- [RECORDS PROVIDED]
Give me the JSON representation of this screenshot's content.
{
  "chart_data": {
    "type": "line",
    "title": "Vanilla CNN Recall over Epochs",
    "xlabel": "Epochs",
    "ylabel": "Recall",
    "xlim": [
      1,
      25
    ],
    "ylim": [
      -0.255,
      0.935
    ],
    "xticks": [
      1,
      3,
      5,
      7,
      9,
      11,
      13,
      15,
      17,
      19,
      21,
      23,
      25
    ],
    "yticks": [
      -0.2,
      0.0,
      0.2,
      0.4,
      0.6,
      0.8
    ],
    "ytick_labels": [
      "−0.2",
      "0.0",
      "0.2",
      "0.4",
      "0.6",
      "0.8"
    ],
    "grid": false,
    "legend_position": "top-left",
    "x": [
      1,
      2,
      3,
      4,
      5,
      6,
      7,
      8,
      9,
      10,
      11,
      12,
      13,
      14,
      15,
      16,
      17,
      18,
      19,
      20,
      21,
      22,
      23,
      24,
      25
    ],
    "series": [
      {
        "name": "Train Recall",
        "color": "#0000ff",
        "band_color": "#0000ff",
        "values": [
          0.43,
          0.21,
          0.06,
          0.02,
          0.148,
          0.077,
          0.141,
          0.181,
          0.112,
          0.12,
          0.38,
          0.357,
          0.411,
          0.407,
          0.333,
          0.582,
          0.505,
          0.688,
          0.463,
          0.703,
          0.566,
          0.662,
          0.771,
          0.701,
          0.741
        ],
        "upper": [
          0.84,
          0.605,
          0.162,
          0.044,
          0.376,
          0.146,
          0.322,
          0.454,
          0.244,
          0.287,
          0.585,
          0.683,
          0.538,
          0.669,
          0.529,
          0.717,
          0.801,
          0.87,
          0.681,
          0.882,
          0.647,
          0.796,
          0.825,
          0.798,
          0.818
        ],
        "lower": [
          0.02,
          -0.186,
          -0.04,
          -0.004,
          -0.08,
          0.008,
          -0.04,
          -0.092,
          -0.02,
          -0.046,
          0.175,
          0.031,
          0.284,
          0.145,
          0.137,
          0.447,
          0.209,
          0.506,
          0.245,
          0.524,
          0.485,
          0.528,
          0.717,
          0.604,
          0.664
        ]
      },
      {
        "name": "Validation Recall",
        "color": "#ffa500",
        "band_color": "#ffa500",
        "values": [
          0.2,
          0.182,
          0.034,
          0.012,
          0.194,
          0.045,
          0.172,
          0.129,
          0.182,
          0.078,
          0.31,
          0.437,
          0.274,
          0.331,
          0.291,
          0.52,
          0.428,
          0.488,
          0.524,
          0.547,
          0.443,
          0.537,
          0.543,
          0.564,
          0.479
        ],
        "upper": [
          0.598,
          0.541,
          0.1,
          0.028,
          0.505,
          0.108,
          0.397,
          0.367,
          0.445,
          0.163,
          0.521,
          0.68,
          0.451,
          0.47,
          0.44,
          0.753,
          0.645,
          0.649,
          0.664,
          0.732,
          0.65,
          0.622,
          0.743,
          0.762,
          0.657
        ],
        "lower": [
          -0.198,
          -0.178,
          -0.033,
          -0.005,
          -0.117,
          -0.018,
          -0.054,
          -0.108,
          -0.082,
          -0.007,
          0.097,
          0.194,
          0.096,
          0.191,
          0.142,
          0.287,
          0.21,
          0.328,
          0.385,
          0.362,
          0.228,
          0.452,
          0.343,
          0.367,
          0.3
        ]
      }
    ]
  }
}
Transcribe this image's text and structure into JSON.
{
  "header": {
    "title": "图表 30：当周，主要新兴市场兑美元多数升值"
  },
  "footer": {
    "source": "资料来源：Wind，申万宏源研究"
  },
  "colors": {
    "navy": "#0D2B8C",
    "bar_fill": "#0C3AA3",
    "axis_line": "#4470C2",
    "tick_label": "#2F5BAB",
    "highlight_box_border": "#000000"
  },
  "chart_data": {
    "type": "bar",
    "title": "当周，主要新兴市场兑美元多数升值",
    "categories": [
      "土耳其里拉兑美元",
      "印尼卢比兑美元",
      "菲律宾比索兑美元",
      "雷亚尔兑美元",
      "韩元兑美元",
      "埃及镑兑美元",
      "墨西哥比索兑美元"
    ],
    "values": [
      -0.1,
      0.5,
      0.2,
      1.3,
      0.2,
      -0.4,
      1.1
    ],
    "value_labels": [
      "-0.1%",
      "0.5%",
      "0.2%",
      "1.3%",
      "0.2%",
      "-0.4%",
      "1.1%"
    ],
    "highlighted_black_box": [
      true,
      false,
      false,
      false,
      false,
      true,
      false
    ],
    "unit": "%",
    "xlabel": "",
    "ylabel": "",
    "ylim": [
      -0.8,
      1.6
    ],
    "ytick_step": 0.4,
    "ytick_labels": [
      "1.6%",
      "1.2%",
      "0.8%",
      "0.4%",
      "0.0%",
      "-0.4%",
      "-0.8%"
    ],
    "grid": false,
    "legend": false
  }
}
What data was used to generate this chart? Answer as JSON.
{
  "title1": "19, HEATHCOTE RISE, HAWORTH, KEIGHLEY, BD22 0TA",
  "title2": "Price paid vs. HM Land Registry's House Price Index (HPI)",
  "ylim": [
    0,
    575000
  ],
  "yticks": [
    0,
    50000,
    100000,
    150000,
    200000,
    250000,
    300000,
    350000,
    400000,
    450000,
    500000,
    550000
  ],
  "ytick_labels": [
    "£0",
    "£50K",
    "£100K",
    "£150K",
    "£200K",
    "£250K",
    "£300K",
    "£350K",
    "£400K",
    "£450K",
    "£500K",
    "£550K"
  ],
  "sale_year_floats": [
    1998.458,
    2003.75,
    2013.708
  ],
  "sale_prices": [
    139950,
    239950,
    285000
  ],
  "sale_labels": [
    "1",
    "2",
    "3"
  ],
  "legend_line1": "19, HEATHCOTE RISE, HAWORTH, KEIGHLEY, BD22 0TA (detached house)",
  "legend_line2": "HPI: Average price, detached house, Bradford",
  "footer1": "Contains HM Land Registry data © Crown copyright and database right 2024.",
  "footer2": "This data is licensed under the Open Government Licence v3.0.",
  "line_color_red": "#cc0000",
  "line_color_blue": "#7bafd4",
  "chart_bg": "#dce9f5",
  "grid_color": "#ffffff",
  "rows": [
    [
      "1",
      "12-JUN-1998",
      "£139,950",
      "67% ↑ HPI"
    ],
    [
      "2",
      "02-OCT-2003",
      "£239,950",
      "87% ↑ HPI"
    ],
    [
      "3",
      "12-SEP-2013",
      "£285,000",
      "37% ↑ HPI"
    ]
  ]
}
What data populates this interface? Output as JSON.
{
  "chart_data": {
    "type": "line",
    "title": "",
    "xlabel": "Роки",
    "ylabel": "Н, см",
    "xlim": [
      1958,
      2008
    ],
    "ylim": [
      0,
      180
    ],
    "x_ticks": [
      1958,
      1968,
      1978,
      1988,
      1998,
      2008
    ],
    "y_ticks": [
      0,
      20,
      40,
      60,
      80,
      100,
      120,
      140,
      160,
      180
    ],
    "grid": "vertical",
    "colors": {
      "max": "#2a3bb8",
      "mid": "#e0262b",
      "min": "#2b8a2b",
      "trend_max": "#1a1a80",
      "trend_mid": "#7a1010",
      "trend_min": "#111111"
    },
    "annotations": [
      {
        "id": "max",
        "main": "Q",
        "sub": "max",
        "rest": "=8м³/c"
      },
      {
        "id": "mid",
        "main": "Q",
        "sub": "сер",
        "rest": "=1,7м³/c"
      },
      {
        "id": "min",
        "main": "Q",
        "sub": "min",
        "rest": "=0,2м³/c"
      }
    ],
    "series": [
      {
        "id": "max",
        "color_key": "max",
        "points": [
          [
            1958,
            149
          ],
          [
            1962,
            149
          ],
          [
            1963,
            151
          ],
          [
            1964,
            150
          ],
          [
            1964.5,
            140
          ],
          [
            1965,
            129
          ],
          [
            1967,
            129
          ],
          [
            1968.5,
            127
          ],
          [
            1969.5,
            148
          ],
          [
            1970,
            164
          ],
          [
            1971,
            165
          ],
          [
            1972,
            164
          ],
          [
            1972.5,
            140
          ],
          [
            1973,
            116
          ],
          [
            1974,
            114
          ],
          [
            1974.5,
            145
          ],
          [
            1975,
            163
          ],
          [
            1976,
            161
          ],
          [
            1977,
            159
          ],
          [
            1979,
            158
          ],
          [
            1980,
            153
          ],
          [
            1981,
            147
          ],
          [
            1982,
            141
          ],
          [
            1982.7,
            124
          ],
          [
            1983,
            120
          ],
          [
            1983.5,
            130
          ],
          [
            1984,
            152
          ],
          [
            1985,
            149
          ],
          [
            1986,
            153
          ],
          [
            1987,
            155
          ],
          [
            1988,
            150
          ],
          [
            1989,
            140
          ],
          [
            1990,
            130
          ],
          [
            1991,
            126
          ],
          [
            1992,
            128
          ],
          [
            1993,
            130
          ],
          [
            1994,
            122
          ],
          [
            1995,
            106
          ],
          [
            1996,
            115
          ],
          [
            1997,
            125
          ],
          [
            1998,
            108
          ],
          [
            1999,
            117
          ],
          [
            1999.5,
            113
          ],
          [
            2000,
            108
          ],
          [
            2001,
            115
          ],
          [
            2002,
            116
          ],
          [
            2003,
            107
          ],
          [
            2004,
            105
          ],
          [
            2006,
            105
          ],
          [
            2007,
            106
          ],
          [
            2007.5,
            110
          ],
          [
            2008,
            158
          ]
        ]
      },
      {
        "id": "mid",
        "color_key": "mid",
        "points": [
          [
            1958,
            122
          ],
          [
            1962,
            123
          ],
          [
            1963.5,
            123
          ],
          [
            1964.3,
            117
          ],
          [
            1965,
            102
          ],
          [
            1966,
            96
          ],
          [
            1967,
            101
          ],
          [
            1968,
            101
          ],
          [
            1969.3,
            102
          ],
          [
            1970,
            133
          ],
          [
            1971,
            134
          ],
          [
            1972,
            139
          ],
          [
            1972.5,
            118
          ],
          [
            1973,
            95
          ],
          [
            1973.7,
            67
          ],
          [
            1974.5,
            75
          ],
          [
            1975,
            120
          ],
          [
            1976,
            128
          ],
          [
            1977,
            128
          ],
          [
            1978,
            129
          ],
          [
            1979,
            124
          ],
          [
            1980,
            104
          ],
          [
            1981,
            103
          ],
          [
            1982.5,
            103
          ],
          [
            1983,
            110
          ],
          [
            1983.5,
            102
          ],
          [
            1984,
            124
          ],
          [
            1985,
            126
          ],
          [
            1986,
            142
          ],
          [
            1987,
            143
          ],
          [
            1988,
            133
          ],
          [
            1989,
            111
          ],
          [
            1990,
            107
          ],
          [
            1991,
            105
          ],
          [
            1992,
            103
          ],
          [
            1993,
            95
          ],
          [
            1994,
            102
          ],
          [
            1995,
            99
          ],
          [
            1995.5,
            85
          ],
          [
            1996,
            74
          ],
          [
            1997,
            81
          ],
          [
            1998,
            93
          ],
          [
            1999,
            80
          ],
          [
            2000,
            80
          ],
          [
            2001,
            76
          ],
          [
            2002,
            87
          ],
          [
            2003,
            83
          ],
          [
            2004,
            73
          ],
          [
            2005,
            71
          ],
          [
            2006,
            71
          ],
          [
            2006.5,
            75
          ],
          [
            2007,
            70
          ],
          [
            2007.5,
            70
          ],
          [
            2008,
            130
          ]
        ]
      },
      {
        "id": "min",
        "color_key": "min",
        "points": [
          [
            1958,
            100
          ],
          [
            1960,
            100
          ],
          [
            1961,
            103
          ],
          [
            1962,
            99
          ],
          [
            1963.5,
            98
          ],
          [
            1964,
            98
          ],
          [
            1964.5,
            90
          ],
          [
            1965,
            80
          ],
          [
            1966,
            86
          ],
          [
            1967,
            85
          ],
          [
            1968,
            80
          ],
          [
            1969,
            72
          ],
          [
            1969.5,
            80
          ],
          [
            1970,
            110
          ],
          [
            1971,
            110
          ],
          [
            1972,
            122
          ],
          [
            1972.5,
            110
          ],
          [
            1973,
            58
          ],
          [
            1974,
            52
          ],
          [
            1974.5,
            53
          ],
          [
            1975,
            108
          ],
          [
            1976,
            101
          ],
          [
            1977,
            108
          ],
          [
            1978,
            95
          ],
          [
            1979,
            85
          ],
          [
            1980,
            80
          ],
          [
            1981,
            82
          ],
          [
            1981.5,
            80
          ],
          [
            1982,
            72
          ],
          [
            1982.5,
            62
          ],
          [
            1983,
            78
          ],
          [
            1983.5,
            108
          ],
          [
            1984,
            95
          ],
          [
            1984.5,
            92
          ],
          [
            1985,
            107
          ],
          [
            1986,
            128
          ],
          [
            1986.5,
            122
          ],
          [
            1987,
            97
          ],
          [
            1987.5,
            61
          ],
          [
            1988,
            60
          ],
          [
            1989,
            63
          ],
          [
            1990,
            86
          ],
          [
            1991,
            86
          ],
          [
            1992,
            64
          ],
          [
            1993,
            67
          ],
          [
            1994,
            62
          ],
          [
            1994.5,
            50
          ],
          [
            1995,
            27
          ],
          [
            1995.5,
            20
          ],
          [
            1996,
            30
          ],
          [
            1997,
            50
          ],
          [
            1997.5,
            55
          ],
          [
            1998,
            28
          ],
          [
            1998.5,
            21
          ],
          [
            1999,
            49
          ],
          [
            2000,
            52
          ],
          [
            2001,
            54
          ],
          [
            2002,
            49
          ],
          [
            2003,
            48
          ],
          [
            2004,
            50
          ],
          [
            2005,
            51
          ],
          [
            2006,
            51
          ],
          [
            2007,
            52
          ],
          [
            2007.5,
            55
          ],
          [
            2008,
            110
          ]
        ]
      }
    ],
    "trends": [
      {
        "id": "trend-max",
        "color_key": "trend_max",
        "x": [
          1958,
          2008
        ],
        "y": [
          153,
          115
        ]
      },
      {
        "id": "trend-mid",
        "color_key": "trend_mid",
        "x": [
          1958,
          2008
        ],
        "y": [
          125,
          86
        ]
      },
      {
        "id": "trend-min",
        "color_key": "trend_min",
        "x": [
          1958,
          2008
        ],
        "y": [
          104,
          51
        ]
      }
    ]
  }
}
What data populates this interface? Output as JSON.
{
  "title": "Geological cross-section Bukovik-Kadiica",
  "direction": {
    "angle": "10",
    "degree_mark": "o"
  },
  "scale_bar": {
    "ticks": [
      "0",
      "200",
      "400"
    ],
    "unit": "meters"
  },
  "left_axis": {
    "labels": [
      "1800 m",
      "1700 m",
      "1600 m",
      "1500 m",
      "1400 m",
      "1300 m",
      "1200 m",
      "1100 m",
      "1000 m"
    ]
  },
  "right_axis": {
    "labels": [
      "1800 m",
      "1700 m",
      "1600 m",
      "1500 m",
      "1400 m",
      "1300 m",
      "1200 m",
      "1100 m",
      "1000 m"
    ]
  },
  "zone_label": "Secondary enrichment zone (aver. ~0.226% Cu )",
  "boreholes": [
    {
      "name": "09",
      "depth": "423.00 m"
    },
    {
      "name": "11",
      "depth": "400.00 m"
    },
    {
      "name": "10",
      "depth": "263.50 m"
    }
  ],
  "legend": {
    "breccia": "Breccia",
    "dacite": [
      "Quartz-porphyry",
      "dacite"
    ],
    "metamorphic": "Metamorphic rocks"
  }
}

- [YOUR OBJECTIVE] Find all lines where the word "JSON" appears. Copy them.

- [SOLUTION TO THIS PROBLEM]
Give me the JSON representation of this screenshot's content.
Transcribe this image's text and structure into JSON.
What data was used to generate this chart? Answer as JSON.
What data populates this interface? Output as JSON.
What data populates this interface? Output as JSON.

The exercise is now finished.